▶ _Input rows_
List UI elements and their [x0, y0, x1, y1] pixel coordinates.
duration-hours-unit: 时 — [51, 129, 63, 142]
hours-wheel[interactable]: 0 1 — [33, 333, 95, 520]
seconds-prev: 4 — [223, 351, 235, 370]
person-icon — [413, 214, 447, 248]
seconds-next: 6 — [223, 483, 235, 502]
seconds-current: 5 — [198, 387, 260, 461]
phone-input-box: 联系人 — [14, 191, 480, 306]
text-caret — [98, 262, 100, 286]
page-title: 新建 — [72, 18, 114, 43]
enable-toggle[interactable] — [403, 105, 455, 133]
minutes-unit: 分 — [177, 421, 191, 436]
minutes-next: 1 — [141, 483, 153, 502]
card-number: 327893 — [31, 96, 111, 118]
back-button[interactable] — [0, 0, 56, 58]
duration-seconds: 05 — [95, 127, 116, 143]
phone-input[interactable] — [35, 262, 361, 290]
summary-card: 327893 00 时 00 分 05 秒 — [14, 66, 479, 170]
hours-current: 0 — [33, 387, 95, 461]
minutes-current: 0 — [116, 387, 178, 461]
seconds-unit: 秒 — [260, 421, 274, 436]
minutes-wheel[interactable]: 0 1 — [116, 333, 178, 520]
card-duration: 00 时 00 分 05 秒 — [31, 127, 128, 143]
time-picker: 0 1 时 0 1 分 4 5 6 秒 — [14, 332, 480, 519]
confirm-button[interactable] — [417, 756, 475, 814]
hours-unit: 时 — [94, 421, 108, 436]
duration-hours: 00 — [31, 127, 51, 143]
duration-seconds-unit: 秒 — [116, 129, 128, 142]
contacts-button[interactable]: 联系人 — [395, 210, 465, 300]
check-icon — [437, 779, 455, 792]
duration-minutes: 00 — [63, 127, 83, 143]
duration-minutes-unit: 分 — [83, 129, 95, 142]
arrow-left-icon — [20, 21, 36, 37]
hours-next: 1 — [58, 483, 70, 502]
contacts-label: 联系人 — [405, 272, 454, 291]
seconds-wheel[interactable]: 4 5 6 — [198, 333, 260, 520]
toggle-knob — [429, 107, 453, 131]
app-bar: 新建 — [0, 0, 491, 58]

▶ _Given exercise_
Convert every line of the listing above into a JSON list of strings, one string per line, leaving out any blank lines.

▶ _Reply_
[
  "List UI elements and their [x0, y0, x1, y1] pixel coordinates.",
  "duration-hours-unit: 时 — [51, 129, 63, 142]",
  "hours-wheel[interactable]: 0 1 — [33, 333, 95, 520]",
  "seconds-prev: 4 — [223, 351, 235, 370]",
  "person-icon — [413, 214, 447, 248]",
  "seconds-next: 6 — [223, 483, 235, 502]",
  "seconds-current: 5 — [198, 387, 260, 461]",
  "phone-input-box: 联系人 — [14, 191, 480, 306]",
  "text-caret — [98, 262, 100, 286]",
  "page-title: 新建 — [72, 18, 114, 43]",
  "enable-toggle[interactable] — [403, 105, 455, 133]",
  "minutes-unit: 分 — [177, 421, 191, 436]",
  "minutes-next: 1 — [141, 483, 153, 502]",
  "card-number: 327893 — [31, 96, 111, 118]",
  "back-button[interactable] — [0, 0, 56, 58]",
  "duration-seconds: 05 — [95, 127, 116, 143]",
  "phone-input[interactable] — [35, 262, 361, 290]",
  "summary-card: 327893 00 时 00 分 05 秒 — [14, 66, 479, 170]",
  "hours-current: 0 — [33, 387, 95, 461]",
  "minutes-current: 0 — [116, 387, 178, 461]",
  "seconds-unit: 秒 — [260, 421, 274, 436]",
  "minutes-wheel[interactable]: 0 1 — [116, 333, 178, 520]",
  "card-duration: 00 时 00 分 05 秒 — [31, 127, 128, 143]",
  "time-picker: 0 1 时 0 1 分 4 5 6 秒 — [14, 332, 480, 519]",
  "confirm-button[interactable] — [417, 756, 475, 814]",
  "hours-unit: 时 — [94, 421, 108, 436]",
  "duration-hours: 00 — [31, 127, 51, 143]",
  "duration-seconds-unit: 秒 — [116, 129, 128, 142]",
  "contacts-button[interactable]: 联系人 — [395, 210, 465, 300]",
  "check-icon — [437, 779, 455, 792]",
  "duration-minutes: 00 — [63, 127, 83, 143]",
  "duration-minutes-unit: 分 — [83, 129, 95, 142]",
  "arrow-left-icon — [20, 21, 36, 37]",
  "hours-next: 1 — [58, 483, 70, 502]",
  "contacts-label: 联系人 — [405, 272, 454, 291]",
  "seconds-wheel[interactable]: 4 5 6 — [198, 333, 260, 520]",
  "toggle-knob — [429, 107, 453, 131]",
  "app-bar: 新建 — [0, 0, 491, 58]"
]